• What to produce: Pick out every line holding the string "фазочастотной" and copy it.
START Data listing
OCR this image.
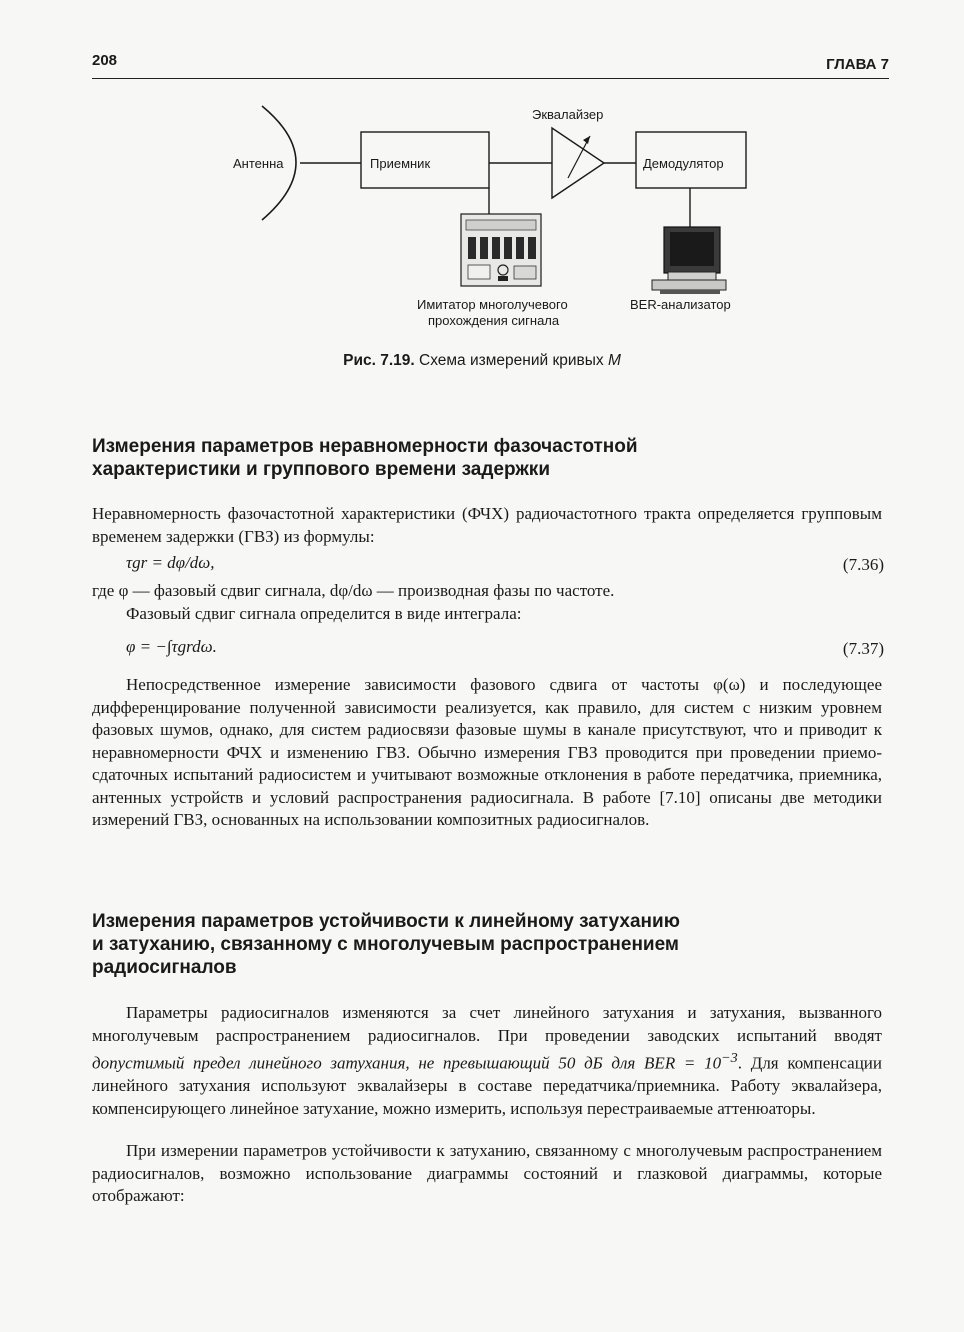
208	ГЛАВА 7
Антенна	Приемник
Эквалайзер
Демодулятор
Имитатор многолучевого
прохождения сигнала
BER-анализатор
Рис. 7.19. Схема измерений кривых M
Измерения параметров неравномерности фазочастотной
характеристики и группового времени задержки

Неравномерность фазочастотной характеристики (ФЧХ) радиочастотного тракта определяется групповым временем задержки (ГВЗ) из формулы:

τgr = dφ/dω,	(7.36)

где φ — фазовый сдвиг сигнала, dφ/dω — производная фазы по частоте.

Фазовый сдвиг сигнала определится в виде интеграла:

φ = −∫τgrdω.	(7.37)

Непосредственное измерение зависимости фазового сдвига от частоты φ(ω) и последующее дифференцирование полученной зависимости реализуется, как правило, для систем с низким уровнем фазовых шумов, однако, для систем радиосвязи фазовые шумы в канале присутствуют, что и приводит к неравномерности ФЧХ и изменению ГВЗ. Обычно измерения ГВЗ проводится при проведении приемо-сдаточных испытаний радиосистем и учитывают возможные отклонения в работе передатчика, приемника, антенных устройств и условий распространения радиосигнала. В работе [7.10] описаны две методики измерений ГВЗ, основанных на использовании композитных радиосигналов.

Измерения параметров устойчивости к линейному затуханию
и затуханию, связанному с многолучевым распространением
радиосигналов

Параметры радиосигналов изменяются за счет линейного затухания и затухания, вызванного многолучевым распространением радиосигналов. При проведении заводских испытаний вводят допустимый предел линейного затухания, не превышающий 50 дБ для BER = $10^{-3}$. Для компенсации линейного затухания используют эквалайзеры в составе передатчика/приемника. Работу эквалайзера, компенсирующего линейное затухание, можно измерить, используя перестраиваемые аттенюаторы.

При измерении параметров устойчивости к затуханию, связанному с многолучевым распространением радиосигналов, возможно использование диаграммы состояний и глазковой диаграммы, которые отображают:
END Data listing
START Data listing
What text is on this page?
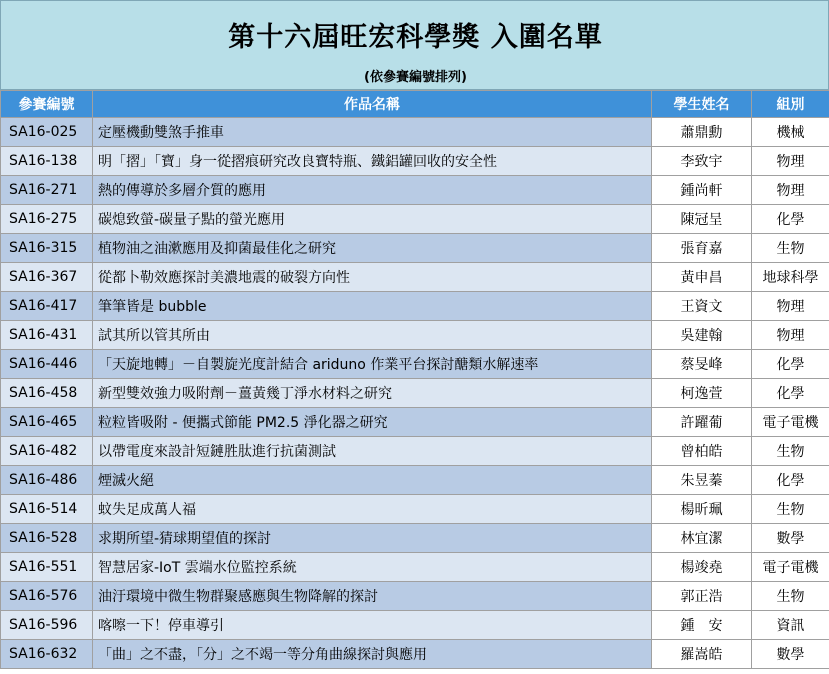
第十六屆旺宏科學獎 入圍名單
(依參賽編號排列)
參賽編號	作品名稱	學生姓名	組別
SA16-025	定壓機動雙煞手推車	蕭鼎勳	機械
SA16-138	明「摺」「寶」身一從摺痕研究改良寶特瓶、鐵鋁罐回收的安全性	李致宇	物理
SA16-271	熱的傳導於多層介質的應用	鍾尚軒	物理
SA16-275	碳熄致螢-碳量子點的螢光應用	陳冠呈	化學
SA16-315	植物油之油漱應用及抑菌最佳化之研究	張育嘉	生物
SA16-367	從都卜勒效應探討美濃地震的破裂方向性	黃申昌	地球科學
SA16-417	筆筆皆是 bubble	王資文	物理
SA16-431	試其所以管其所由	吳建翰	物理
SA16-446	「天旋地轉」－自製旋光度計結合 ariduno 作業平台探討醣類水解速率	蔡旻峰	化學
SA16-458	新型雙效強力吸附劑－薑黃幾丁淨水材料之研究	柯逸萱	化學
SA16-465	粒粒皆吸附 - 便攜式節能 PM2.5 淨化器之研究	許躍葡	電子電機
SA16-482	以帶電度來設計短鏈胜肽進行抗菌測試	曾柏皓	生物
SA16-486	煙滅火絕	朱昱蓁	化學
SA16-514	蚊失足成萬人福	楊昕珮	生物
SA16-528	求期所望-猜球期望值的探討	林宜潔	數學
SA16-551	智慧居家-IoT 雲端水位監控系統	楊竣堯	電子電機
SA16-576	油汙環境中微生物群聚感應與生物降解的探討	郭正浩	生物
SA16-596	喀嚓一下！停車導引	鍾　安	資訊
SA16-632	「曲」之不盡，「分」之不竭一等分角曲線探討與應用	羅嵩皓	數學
END Data listing
• Final result:
Измерения параметров неравномерности фазочастотной
Неравномерность фазочастотной характеристики (ФЧХ) радиочастотного тракта определяется групповым временем задержки (ГВЗ) из формулы:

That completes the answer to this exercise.